INFORMATION PROVIDED:
◆ ◆ ◆

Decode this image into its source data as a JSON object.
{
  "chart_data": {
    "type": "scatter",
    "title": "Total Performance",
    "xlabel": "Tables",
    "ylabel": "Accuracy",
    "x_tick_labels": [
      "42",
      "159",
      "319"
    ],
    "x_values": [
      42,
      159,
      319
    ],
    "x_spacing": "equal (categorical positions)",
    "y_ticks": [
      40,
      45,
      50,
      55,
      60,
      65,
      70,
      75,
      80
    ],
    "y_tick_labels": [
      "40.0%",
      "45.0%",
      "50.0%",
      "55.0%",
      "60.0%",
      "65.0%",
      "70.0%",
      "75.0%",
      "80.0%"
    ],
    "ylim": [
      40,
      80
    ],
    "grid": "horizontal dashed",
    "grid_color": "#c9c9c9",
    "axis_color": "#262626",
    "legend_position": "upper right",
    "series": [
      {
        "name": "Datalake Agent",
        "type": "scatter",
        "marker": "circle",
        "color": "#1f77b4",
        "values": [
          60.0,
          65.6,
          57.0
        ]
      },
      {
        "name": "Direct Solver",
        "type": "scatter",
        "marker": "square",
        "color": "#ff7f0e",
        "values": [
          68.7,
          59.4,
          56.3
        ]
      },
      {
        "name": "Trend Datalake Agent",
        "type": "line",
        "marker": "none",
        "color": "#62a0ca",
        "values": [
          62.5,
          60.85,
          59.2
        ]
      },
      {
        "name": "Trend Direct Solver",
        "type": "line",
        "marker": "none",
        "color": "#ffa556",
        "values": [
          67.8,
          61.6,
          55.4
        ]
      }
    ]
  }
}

◆ ◆ ◆

Set down the entries above again, word for word.

ANSWER FOR THE TASK:
Decode this image into its source data as a JSON object.
{
  "chart_data": {
    "type": "scatter",
    "title": "Total Performance",
    "xlabel": "Tables",
    "ylabel": "Accuracy",
    "x_tick_labels": [
      "42",
      "159",
      "319"
    ],
    "x_values": [
      42,
      159,
      319
    ],
    "x_spacing": "equal (categorical positions)",
    "y_ticks": [
      40,
      45,
      50,
      55,
      60,
      65,
      70,
      75,
      80
    ],
    "y_tick_labels": [
      "40.0%",
      "45.0%",
      "50.0%",
      "55.0%",
      "60.0%",
      "65.0%",
      "70.0%",
      "75.0%",
      "80.0%"
    ],
    "ylim": [
      40,
      80
    ],
    "grid": "horizontal dashed",
    "grid_color": "#c9c9c9",
    "axis_color": "#262626",
    "legend_position": "upper right",
    "series": [
      {
        "name": "Datalake Agent",
        "type": "scatter",
        "marker": "circle",
        "color": "#1f77b4",
        "values": [
          60.0,
          65.6,
          57.0
        ]
      },
      {
        "name": "Direct Solver",
        "type": "scatter",
        "marker": "square",
        "color": "#ff7f0e",
        "values": [
          68.7,
          59.4,
          56.3
        ]
      },
      {
        "name": "Trend Datalake Agent",
        "type": "line",
        "marker": "none",
        "color": "#62a0ca",
        "values": [
          62.5,
          60.85,
          59.2
        ]
      },
      {
        "name": "Trend Direct Solver",
        "type": "line",
        "marker": "none",
        "color": "#ffa556",
        "values": [
          67.8,
          61.6,
          55.4
        ]
      }
    ]
  }
}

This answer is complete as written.